* Document passage:
------------------------------------------------
- Hunger strikers near the Government Palace in Ulaanbaatar, 1990
- Date: 10 December 1989 – 9 March 1990 (2 months, 3 weeks and 6 days)
- Location: Mongolia
- Caused by: Authoritarianism; Political repression; Economic stagnation; 1989 revolutions across the Eastern Bloc;
- Goals: Resignation of the Politburo; Democratization; Free multi-party elections; Civil rights; Economic reforms;
- Methods: Civil disobedience; Demonstrations; Hunger strike; Sit-in; Strike actions;
- Result: Transition to a multi-party system End of the Soviet influence in Mongolia; Resignation of the Politburo; Multi-party elections in July 1990; Large-scale privatization of state-owned industries starting in 1991; Adoption of a new constitution on 12 February 1992; Dissolution of the Mongolian People's Republic; ;

Parties
| Government of the Mongolian People's Republic Mongolian People's Revolutionary Party; Internal Troops; Ministry of Public Security; ; | Mongolian opposition Mongolian Democratic Union; Democratic Socialist Movement; New Progressive Union; Mongolian Students' Union; ; |

Lead figures
- Jambyn Batmönkh; Dumaagiin Sodnom; Sharavyn Gungaadorj; Sanjaasürengiin Zorig; Erdeniin Bat-Üül; Davaadorjiin Ganbold; Tsakhiagiin Elbegdorj; Bat-Erdeniin Batbayar;

= Mongolian Revolution of 1990 =

Peaceful protests for democracy in Mongolia

The Mongolian Revolution of 1990, known in Mongolia as the 1990 Democratic Revolution, (Note: 1990 оны ардчилсан хувьсгал) was a peaceful democratic revolution that led to the country's transition to a multi-party system. It was inspired by the economic reforms of the Soviet Union in the late 1980s and was one of the many revolutions of 1989. It was led mostly by young demonstrators who rallied at Sükhbaatar Square, in the capital city, Ulaanbaatar. One of the most critical groups that pushed for change was the Mongolian Democratic Union (MDU). The main organisers of the demonstrations included Sanjaasürengiin Zorig, Erdeniin Bat-Üül, Davaadorjiin Ganbold, Tsakhiagiin Elbegdorj, and Bat-Erdeniin Batbayar. The revolution came to an end on 9 March 1990, when the entirety of the politburo of the Mongolian People's Revolutionary Party (MPRP) headed by Jambyn Batmönkh resigned.

Although one-party rule in Mongolia officially ended with the adoption of a new constitution on 12 February 1992, the MPRP remained in power for nearly half a decade until it was voted out in favour of the opposition Democratic Union Coalition in the 1996 parliamentary election. However, the country had already begun transitioning to a market economy by 1991, with the creation of the stock market and the Government Privatization Committee. Some sources state that the economy was transitioning to a free market economy.

==Background==

Mongolia was previously a vassal state to the Qing dynasty. Starting with the pro-independence movements in 1911 against the colonisation policy of the late Qing dynasty, the country claimed its independence in 1921 with the help of the Soviet Union, after White Russian and Chinese forces had been expelled. However, the country was highly influenced by the Soviet Union, and would eventually become a one-party, socialist state by 1924. The Mongolian People's Party that played a crucial role in achieving independence from the Qing Dynasty would be renamed to the Mongolian People's Revolutionary Party (MPRP) due to pressure from the Soviet Union.
------------------------------------------------
* List of tasks:
(a) From the Mongolian Revolution passage, set down the part starting with "Although one-party rule" and going on through "free market economy.".
(b) Answer these from the Mongolian Revolution passage:
(i) On what date was the new constitution adopted?
(ii) Where did the young demonstrators rally?
(iii) In what year did the country claim its independence?
(c) Translate this sentence from the Mongolian Revolution passage into Spanish: "One of the most critical groups that pushed for change was the Mongolian Democratic Union (MDU)."
You won't need the rows to do any of this.
------------------------------------------------
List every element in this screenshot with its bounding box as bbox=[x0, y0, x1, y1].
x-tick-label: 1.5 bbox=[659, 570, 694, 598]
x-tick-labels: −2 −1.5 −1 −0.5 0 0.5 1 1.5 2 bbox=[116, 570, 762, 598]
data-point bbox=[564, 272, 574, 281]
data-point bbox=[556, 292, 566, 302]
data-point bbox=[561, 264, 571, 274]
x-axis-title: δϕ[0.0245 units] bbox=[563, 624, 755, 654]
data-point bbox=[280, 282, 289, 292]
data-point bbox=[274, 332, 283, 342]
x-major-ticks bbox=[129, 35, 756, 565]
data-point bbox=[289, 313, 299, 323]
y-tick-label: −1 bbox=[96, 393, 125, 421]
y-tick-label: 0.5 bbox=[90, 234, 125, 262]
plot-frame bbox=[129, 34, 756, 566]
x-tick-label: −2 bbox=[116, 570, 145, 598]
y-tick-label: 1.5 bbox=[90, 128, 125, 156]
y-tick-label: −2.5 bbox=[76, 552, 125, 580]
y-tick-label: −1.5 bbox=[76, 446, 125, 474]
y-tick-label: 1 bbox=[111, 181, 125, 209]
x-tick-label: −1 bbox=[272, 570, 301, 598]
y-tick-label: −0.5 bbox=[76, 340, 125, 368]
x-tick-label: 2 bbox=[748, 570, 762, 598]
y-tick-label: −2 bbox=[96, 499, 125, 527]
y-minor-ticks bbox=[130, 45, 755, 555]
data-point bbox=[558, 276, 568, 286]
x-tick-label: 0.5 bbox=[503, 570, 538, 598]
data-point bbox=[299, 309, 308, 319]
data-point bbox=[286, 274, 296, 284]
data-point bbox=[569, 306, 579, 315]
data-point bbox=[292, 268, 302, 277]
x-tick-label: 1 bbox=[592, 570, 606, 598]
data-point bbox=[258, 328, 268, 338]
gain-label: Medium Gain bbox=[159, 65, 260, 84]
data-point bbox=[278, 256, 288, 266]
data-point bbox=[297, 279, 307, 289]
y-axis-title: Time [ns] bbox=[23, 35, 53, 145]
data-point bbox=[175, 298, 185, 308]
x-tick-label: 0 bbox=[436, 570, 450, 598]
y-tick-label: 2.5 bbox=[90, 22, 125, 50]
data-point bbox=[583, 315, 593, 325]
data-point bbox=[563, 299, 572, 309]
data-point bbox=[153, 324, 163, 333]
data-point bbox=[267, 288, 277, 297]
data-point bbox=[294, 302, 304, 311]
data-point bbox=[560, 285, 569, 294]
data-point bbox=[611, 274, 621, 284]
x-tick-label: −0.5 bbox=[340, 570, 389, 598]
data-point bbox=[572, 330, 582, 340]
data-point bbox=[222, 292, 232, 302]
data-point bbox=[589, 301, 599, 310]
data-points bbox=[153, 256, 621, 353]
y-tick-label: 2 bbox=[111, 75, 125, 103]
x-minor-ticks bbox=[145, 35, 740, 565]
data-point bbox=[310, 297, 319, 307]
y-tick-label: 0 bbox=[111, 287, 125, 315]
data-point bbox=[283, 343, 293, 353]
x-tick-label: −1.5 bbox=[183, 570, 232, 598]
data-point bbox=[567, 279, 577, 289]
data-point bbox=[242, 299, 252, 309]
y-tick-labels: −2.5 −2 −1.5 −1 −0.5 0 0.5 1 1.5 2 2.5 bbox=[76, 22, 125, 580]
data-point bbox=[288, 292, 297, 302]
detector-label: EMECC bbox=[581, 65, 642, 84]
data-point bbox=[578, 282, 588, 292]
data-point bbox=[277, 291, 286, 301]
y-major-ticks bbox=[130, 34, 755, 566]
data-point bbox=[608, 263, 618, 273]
------------------------------------------------
* Solutions to the problems:
(a)
Although one-party rule in Mongolia officially ended with the adoption of a new constitution on 12 February 1992, the MPRP remained in power for nearly half a decade until it was voted out in favour of the opposition Democratic Union Coalition in the 1996 parliamentary election. However, the country had already begun transitioning to a market economy by 1991, with the creation of the stock market and the Government Privatization Committee. Some sources state that the economy was transitioning to a free market economy.

(b)
(i) 12 February 1992
(ii) At Sükhbaatar Square, in the capital city, Ulaanbaatar
(iii) 1921

(c) Uno de los grupos más decisivos que impulsaron el cambio fue la Unión Democrática de Mongolia (MDU).